What you will do ▸ Your task is to print the material below exactly as presented.

[Extracted records]
⁂

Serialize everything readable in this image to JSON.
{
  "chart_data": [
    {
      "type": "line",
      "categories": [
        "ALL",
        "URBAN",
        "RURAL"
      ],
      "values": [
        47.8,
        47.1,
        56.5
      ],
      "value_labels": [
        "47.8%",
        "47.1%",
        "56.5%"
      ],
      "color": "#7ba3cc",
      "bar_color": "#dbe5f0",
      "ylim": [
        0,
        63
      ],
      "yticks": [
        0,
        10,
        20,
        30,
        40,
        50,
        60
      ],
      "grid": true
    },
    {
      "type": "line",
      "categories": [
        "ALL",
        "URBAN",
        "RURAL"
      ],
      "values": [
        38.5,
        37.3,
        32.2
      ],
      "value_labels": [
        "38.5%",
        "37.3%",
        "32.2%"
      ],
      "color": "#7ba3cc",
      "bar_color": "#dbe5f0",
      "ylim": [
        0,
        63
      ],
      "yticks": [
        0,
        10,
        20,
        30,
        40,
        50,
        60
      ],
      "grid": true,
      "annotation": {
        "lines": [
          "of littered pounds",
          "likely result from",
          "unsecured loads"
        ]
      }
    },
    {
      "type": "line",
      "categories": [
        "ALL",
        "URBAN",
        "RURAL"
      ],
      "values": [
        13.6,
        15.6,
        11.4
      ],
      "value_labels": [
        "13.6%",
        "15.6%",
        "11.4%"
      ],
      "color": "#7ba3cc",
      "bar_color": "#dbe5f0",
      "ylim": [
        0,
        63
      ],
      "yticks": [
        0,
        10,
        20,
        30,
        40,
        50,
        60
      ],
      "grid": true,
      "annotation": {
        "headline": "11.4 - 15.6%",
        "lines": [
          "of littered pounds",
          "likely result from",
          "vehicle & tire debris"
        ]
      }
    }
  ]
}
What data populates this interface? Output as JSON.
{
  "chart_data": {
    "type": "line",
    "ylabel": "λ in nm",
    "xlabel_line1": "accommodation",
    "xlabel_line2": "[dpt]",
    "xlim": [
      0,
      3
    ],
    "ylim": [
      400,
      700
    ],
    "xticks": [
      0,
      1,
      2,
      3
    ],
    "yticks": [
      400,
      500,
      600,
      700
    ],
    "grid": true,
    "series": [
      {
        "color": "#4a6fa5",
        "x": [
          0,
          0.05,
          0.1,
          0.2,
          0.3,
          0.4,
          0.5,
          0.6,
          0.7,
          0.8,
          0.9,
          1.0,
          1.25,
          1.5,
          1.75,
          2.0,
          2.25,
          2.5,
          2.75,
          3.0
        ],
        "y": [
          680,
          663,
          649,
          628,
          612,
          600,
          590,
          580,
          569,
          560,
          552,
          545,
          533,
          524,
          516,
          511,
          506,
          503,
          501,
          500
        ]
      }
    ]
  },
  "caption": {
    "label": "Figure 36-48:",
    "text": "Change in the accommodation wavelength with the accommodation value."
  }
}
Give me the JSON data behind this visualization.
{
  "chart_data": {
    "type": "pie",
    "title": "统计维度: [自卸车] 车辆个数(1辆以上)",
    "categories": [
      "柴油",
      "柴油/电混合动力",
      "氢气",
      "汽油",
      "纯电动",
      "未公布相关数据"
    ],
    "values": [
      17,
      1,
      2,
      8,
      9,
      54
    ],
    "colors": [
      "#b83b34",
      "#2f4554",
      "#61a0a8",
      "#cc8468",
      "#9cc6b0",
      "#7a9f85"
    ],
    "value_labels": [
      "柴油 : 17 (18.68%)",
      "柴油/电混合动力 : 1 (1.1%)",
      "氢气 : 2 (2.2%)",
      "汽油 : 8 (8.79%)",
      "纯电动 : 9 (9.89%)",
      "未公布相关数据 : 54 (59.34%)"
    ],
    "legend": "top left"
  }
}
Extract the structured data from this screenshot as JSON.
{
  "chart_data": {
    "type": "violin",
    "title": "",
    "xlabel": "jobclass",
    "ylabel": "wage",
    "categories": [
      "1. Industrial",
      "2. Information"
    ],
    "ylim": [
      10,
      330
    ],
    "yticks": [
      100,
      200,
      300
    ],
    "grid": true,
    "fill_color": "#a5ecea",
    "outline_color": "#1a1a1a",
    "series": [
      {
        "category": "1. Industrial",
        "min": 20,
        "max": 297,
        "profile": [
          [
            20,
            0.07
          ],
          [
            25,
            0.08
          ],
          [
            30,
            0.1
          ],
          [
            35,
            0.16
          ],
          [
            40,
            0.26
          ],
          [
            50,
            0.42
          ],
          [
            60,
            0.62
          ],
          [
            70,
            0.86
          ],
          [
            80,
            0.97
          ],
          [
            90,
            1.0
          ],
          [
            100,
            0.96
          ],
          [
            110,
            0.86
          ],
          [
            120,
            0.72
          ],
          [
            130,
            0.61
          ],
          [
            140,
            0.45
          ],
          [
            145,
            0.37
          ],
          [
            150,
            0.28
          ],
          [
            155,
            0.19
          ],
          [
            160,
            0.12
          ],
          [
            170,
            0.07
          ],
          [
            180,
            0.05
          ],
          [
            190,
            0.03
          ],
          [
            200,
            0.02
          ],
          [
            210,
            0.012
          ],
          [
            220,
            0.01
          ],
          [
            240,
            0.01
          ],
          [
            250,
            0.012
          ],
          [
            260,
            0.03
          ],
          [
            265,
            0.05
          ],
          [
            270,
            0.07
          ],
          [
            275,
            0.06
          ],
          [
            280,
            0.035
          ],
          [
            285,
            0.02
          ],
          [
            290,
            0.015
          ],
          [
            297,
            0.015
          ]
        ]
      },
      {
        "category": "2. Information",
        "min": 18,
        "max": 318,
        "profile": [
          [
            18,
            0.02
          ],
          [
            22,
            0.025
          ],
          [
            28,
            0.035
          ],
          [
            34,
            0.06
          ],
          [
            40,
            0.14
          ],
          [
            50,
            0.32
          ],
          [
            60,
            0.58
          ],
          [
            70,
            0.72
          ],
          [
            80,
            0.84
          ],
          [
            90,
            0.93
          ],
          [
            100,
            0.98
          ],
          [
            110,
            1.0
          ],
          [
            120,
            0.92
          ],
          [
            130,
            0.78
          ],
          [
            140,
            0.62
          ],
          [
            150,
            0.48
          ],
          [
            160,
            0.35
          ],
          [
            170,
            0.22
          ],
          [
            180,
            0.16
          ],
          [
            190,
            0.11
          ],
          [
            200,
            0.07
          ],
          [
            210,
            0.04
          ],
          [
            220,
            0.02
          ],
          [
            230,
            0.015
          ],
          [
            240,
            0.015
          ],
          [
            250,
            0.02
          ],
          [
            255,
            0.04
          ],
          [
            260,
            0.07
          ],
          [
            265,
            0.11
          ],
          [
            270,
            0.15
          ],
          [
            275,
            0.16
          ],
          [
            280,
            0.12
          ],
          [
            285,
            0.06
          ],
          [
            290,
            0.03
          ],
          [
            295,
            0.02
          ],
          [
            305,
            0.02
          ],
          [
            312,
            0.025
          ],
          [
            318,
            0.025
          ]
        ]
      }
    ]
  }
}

⁂

Task solution ▸
Serialize everything readable in this image to JSON.
{
  "chart_data": [
    {
      "type": "line",
      "categories": [
        "ALL",
        "URBAN",
        "RURAL"
      ],
      "values": [
        47.8,
        47.1,
        56.5
      ],
      "value_labels": [
        "47.8%",
        "47.1%",
        "56.5%"
      ],
      "color": "#7ba3cc",
      "bar_color": "#dbe5f0",
      "ylim": [
        0,
        63
      ],
      "yticks": [
        0,
        10,
        20,
        30,
        40,
        50,
        60
      ],
      "grid": true
    },
    {
      "type": "line",
      "categories": [
        "ALL",
        "URBAN",
        "RURAL"
      ],
      "values": [
        38.5,
        37.3,
        32.2
      ],
      "value_labels": [
        "38.5%",
        "37.3%",
        "32.2%"
      ],
      "color": "#7ba3cc",
      "bar_color": "#dbe5f0",
      "ylim": [
        0,
        63
      ],
      "yticks": [
        0,
        10,
        20,
        30,
        40,
        50,
        60
      ],
      "grid": true,
      "annotation": {
        "lines": [
          "of littered pounds",
          "likely result from",
          "unsecured loads"
        ]
      }
    },
    {
      "type": "line",
      "categories": [
        "ALL",
        "URBAN",
        "RURAL"
      ],
      "values": [
        13.6,
        15.6,
        11.4
      ],
      "value_labels": [
        "13.6%",
        "15.6%",
        "11.4%"
      ],
      "color": "#7ba3cc",
      "bar_color": "#dbe5f0",
      "ylim": [
        0,
        63
      ],
      "yticks": [
        0,
        10,
        20,
        30,
        40,
        50,
        60
      ],
      "grid": true,
      "annotation": {
        "headline": "11.4 - 15.6%",
        "lines": [
          "of littered pounds",
          "likely result from",
          "vehicle & tire debris"
        ]
      }
    }
  ]
}
What data populates this interface? Output as JSON.
{
  "chart_data": {
    "type": "line",
    "ylabel": "λ in nm",
    "xlabel_line1": "accommodation",
    "xlabel_line2": "[dpt]",
    "xlim": [
      0,
      3
    ],
    "ylim": [
      400,
      700
    ],
    "xticks": [
      0,
      1,
      2,
      3
    ],
    "yticks": [
      400,
      500,
      600,
      700
    ],
    "grid": true,
    "series": [
      {
        "color": "#4a6fa5",
        "x": [
          0,
          0.05,
          0.1,
          0.2,
          0.3,
          0.4,
          0.5,
          0.6,
          0.7,
          0.8,
          0.9,
          1.0,
          1.25,
          1.5,
          1.75,
          2.0,
          2.25,
          2.5,
          2.75,
          3.0
        ],
        "y": [
          680,
          663,
          649,
          628,
          612,
          600,
          590,
          580,
          569,
          560,
          552,
          545,
          533,
          524,
          516,
          511,
          506,
          503,
          501,
          500
        ]
      }
    ]
  },
  "caption": {
    "label": "Figure 36-48:",
    "text": "Change in the accommodation wavelength with the accommodation value."
  }
}
Give me the JSON data behind this visualization.
{
  "chart_data": {
    "type": "pie",
    "title": "统计维度: [自卸车] 车辆个数(1辆以上)",
    "categories": [
      "柴油",
      "柴油/电混合动力",
      "氢气",
      "汽油",
      "纯电动",
      "未公布相关数据"
    ],
    "values": [
      17,
      1,
      2,
      8,
      9,
      54
    ],
    "colors": [
      "#b83b34",
      "#2f4554",
      "#61a0a8",
      "#cc8468",
      "#9cc6b0",
      "#7a9f85"
    ],
    "value_labels": [
      "柴油 : 17 (18.68%)",
      "柴油/电混合动力 : 1 (1.1%)",
      "氢气 : 2 (2.2%)",
      "汽油 : 8 (8.79%)",
      "纯电动 : 9 (9.89%)",
      "未公布相关数据 : 54 (59.34%)"
    ],
    "legend": "top left"
  }
}
Extract the structured data from this screenshot as JSON.
{
  "chart_data": {
    "type": "violin",
    "title": "",
    "xlabel": "jobclass",
    "ylabel": "wage",
    "categories": [
      "1. Industrial",
      "2. Information"
    ],
    "ylim": [
      10,
      330
    ],
    "yticks": [
      100,
      200,
      300
    ],
    "grid": true,
    "fill_color": "#a5ecea",
    "outline_color": "#1a1a1a",
    "series": [
      {
        "category": "1. Industrial",
        "min": 20,
        "max": 297,
        "profile": [
          [
            20,
            0.07
          ],
          [
            25,
            0.08
          ],
          [
            30,
            0.1
          ],
          [
            35,
            0.16
          ],
          [
            40,
            0.26
          ],
          [
            50,
            0.42
          ],
          [
            60,
            0.62
          ],
          [
            70,
            0.86
          ],
          [
            80,
            0.97
          ],
          [
            90,
            1.0
          ],
          [
            100,
            0.96
          ],
          [
            110,
            0.86
          ],
          [
            120,
            0.72
          ],
          [
            130,
            0.61
          ],
          [
            140,
            0.45
          ],
          [
            145,
            0.37
          ],
          [
            150,
            0.28
          ],
          [
            155,
            0.19
          ],
          [
            160,
            0.12
          ],
          [
            170,
            0.07
          ],
          [
            180,
            0.05
          ],
          [
            190,
            0.03
          ],
          [
            200,
            0.02
          ],
          [
            210,
            0.012
          ],
          [
            220,
            0.01
          ],
          [
            240,
            0.01
          ],
          [
            250,
            0.012
          ],
          [
            260,
            0.03
          ],
          [
            265,
            0.05
          ],
          [
            270,
            0.07
          ],
          [
            275,
            0.06
          ],
          [
            280,
            0.035
          ],
          [
            285,
            0.02
          ],
          [
            290,
            0.015
          ],
          [
            297,
            0.015
          ]
        ]
      },
      {
        "category": "2. Information",
        "min": 18,
        "max": 318,
        "profile": [
          [
            18,
            0.02
          ],
          [
            22,
            0.025
          ],
          [
            28,
            0.035
          ],
          [
            34,
            0.06
          ],
          [
            40,
            0.14
          ],
          [
            50,
            0.32
          ],
          [
            60,
            0.58
          ],
          [
            70,
            0.72
          ],
          [
            80,
            0.84
          ],
          [
            90,
            0.93
          ],
          [
            100,
            0.98
          ],
          [
            110,
            1.0
          ],
          [
            120,
            0.92
          ],
          [
            130,
            0.78
          ],
          [
            140,
            0.62
          ],
          [
            150,
            0.48
          ],
          [
            160,
            0.35
          ],
          [
            170,
            0.22
          ],
          [
            180,
            0.16
          ],
          [
            190,
            0.11
          ],
          [
            200,
            0.07
          ],
          [
            210,
            0.04
          ],
          [
            220,
            0.02
          ],
          [
            230,
            0.015
          ],
          [
            240,
            0.015
          ],
          [
            250,
            0.02
          ],
          [
            255,
            0.04
          ],
          [
            260,
            0.07
          ],
          [
            265,
            0.11
          ],
          [
            270,
            0.15
          ],
          [
            275,
            0.16
          ],
          [
            280,
            0.12
          ],
          [
            285,
            0.06
          ],
          [
            290,
            0.03
          ],
          [
            295,
            0.02
          ],
          [
            305,
            0.02
          ],
          [
            312,
            0.025
          ],
          [
            318,
            0.025
          ]
        ]
      }
    ]
  }
}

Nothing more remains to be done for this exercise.